* _What you should do_
Work out how many lines in the data hold the word "重新调零后再测量", and reply with that number only.

* _Available records_
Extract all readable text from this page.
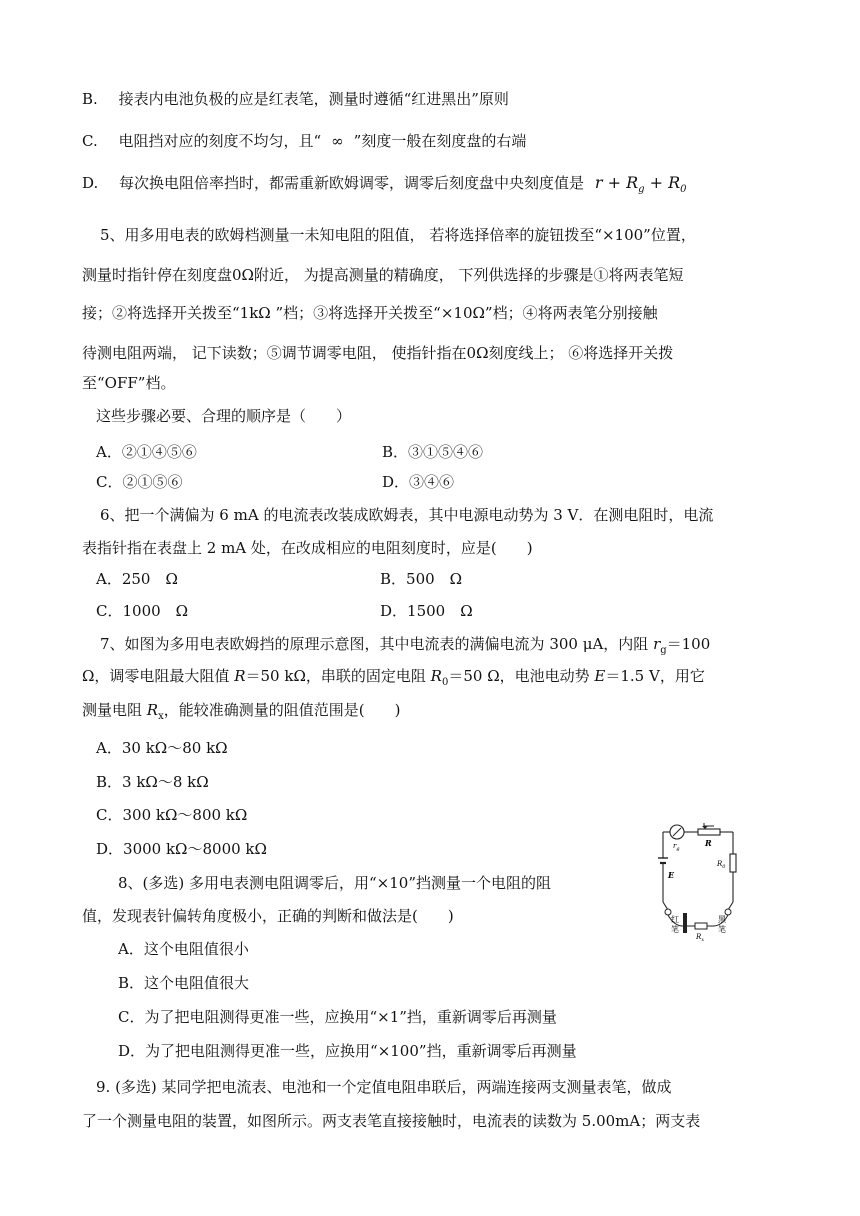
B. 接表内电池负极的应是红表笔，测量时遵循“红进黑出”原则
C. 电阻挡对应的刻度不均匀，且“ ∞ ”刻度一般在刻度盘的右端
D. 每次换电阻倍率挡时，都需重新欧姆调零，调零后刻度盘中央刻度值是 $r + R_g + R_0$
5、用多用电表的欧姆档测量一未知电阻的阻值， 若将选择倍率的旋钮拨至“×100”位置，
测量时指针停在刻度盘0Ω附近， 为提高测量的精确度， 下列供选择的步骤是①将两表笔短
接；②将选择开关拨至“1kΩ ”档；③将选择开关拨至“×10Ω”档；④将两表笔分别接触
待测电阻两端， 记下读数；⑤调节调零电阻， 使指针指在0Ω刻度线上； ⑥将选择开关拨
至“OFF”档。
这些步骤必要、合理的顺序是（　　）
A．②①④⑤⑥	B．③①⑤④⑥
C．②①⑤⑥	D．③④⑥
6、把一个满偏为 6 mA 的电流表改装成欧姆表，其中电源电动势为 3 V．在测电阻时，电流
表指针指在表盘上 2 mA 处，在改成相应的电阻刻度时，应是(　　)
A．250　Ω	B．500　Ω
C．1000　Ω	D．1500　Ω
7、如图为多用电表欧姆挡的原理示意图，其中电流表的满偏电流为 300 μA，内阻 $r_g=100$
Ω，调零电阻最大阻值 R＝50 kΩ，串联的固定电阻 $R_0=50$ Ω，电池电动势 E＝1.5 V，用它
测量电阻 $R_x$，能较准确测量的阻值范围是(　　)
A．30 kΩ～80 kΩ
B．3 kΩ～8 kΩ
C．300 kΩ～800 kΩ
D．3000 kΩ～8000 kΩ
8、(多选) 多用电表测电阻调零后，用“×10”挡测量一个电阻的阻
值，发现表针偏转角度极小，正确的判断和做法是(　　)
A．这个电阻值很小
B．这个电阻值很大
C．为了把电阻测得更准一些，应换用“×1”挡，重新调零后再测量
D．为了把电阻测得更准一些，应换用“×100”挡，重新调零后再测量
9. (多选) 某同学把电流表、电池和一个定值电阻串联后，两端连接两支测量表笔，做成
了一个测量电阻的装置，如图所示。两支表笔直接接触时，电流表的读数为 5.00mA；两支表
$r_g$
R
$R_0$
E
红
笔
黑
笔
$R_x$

...

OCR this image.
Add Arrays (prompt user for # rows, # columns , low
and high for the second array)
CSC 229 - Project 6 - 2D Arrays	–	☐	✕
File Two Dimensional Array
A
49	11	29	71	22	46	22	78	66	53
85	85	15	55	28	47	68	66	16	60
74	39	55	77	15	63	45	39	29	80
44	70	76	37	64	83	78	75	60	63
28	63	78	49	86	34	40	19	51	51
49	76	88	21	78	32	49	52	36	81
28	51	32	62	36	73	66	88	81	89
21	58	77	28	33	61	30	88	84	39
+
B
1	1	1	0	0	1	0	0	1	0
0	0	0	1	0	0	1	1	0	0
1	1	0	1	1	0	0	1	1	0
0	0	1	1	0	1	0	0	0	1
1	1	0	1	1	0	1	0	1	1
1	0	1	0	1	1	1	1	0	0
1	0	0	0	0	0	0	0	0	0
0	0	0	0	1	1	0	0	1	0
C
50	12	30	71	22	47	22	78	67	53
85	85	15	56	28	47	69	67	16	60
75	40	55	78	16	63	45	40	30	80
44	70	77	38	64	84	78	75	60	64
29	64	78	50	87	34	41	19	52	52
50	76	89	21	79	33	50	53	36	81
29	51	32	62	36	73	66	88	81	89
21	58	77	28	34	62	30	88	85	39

* _Answer_
2